Written exercise
Set down each entry from the block beneath, exactly as written.

Given information
◆ ◆ ◆ ◆

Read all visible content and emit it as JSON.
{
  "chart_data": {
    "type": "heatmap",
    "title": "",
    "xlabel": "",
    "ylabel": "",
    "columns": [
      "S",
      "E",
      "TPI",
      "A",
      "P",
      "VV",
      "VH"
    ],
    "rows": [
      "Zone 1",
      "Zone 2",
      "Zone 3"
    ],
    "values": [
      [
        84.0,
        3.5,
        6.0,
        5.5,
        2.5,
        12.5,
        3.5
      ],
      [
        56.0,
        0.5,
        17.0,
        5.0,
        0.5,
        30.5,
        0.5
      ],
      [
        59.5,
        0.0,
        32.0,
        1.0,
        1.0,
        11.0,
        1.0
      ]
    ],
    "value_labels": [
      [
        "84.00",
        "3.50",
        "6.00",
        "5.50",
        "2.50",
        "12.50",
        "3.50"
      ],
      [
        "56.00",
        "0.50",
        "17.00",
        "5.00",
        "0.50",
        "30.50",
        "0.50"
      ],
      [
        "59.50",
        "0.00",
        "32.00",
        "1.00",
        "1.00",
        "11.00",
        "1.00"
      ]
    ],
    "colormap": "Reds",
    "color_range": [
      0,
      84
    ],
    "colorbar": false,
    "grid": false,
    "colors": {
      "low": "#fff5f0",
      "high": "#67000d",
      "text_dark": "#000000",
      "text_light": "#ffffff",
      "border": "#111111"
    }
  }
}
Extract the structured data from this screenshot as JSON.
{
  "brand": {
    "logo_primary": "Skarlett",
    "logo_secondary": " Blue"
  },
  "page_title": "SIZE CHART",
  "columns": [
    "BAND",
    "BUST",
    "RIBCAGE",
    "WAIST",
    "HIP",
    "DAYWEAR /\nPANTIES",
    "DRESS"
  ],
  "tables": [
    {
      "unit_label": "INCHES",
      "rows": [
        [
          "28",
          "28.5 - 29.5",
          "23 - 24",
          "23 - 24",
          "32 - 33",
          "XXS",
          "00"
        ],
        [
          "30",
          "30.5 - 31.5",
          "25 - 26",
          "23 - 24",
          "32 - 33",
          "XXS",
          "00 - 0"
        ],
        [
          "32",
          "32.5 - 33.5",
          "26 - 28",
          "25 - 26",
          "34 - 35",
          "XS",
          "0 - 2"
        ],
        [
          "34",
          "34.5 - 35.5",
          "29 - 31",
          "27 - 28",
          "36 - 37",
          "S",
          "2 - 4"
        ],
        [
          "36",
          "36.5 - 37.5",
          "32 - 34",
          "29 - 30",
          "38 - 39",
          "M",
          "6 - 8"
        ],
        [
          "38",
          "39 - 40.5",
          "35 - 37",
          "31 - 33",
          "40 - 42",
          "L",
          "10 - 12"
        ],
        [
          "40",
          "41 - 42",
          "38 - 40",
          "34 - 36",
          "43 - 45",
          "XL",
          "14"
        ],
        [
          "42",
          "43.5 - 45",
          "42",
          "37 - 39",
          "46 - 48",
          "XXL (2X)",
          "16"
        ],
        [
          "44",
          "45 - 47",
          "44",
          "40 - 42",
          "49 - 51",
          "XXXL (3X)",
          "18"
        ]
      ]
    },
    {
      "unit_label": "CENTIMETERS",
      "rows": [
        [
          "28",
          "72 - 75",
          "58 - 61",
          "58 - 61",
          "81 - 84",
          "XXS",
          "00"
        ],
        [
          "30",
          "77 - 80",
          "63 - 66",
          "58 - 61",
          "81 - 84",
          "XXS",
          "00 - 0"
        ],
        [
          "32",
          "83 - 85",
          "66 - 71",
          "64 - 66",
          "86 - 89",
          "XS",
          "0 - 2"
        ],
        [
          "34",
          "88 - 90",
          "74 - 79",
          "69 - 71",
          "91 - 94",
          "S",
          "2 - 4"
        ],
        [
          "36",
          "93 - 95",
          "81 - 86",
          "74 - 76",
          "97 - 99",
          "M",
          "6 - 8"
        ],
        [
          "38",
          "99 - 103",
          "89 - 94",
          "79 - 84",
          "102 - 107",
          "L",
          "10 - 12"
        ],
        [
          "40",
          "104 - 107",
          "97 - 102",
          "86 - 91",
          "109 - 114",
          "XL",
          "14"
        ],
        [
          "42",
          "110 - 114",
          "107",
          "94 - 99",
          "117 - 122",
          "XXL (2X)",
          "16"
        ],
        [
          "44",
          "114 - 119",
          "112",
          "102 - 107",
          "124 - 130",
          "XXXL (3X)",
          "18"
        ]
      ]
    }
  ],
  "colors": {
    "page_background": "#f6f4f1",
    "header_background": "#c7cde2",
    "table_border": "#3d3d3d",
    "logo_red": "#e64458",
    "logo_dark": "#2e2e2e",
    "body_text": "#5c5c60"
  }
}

◆ ◆ ◆ ◆

Correct output
Read all visible content and emit it as JSON.
{
  "chart_data": {
    "type": "heatmap",
    "title": "",
    "xlabel": "",
    "ylabel": "",
    "columns": [
      "S",
      "E",
      "TPI",
      "A",
      "P",
      "VV",
      "VH"
    ],
    "rows": [
      "Zone 1",
      "Zone 2",
      "Zone 3"
    ],
    "values": [
      [
        84.0,
        3.5,
        6.0,
        5.5,
        2.5,
        12.5,
        3.5
      ],
      [
        56.0,
        0.5,
        17.0,
        5.0,
        0.5,
        30.5,
        0.5
      ],
      [
        59.5,
        0.0,
        32.0,
        1.0,
        1.0,
        11.0,
        1.0
      ]
    ],
    "value_labels": [
      [
        "84.00",
        "3.50",
        "6.00",
        "5.50",
        "2.50",
        "12.50",
        "3.50"
      ],
      [
        "56.00",
        "0.50",
        "17.00",
        "5.00",
        "0.50",
        "30.50",
        "0.50"
      ],
      [
        "59.50",
        "0.00",
        "32.00",
        "1.00",
        "1.00",
        "11.00",
        "1.00"
      ]
    ],
    "colormap": "Reds",
    "color_range": [
      0,
      84
    ],
    "colorbar": false,
    "grid": false,
    "colors": {
      "low": "#fff5f0",
      "high": "#67000d",
      "text_dark": "#000000",
      "text_light": "#ffffff",
      "border": "#111111"
    }
  }
}
Extract the structured data from this screenshot as JSON.
{
  "brand": {
    "logo_primary": "Skarlett",
    "logo_secondary": " Blue"
  },
  "page_title": "SIZE CHART",
  "columns": [
    "BAND",
    "BUST",
    "RIBCAGE",
    "WAIST",
    "HIP",
    "DAYWEAR /\nPANTIES",
    "DRESS"
  ],
  "tables": [
    {
      "unit_label": "INCHES",
      "rows": [
        [
          "28",
          "28.5 - 29.5",
          "23 - 24",
          "23 - 24",
          "32 - 33",
          "XXS",
          "00"
        ],
        [
          "30",
          "30.5 - 31.5",
          "25 - 26",
          "23 - 24",
          "32 - 33",
          "XXS",
          "00 - 0"
        ],
        [
          "32",
          "32.5 - 33.5",
          "26 - 28",
          "25 - 26",
          "34 - 35",
          "XS",
          "0 - 2"
        ],
        [
          "34",
          "34.5 - 35.5",
          "29 - 31",
          "27 - 28",
          "36 - 37",
          "S",
          "2 - 4"
        ],
        [
          "36",
          "36.5 - 37.5",
          "32 - 34",
          "29 - 30",
          "38 - 39",
          "M",
          "6 - 8"
        ],
        [
          "38",
          "39 - 40.5",
          "35 - 37",
          "31 - 33",
          "40 - 42",
          "L",
          "10 - 12"
        ],
        [
          "40",
          "41 - 42",
          "38 - 40",
          "34 - 36",
          "43 - 45",
          "XL",
          "14"
        ],
        [
          "42",
          "43.5 - 45",
          "42",
          "37 - 39",
          "46 - 48",
          "XXL (2X)",
          "16"
        ],
        [
          "44",
          "45 - 47",
          "44",
          "40 - 42",
          "49 - 51",
          "XXXL (3X)",
          "18"
        ]
      ]
    },
    {
      "unit_label": "CENTIMETERS",
      "rows": [
        [
          "28",
          "72 - 75",
          "58 - 61",
          "58 - 61",
          "81 - 84",
          "XXS",
          "00"
        ],
        [
          "30",
          "77 - 80",
          "63 - 66",
          "58 - 61",
          "81 - 84",
          "XXS",
          "00 - 0"
        ],
        [
          "32",
          "83 - 85",
          "66 - 71",
          "64 - 66",
          "86 - 89",
          "XS",
          "0 - 2"
        ],
        [
          "34",
          "88 - 90",
          "74 - 79",
          "69 - 71",
          "91 - 94",
          "S",
          "2 - 4"
        ],
        [
          "36",
          "93 - 95",
          "81 - 86",
          "74 - 76",
          "97 - 99",
          "M",
          "6 - 8"
        ],
        [
          "38",
          "99 - 103",
          "89 - 94",
          "79 - 84",
          "102 - 107",
          "L",
          "10 - 12"
        ],
        [
          "40",
          "104 - 107",
          "97 - 102",
          "86 - 91",
          "109 - 114",
          "XL",
          "14"
        ],
        [
          "42",
          "110 - 114",
          "107",
          "94 - 99",
          "117 - 122",
          "XXL (2X)",
          "16"
        ],
        [
          "44",
          "114 - 119",
          "112",
          "102 - 107",
          "124 - 130",
          "XXXL (3X)",
          "18"
        ]
      ]
    }
  ],
  "colors": {
    "page_background": "#f6f4f1",
    "header_background": "#c7cde2",
    "table_border": "#3d3d3d",
    "logo_red": "#e64458",
    "logo_dark": "#2e2e2e",
    "body_text": "#5c5c60"
  }
}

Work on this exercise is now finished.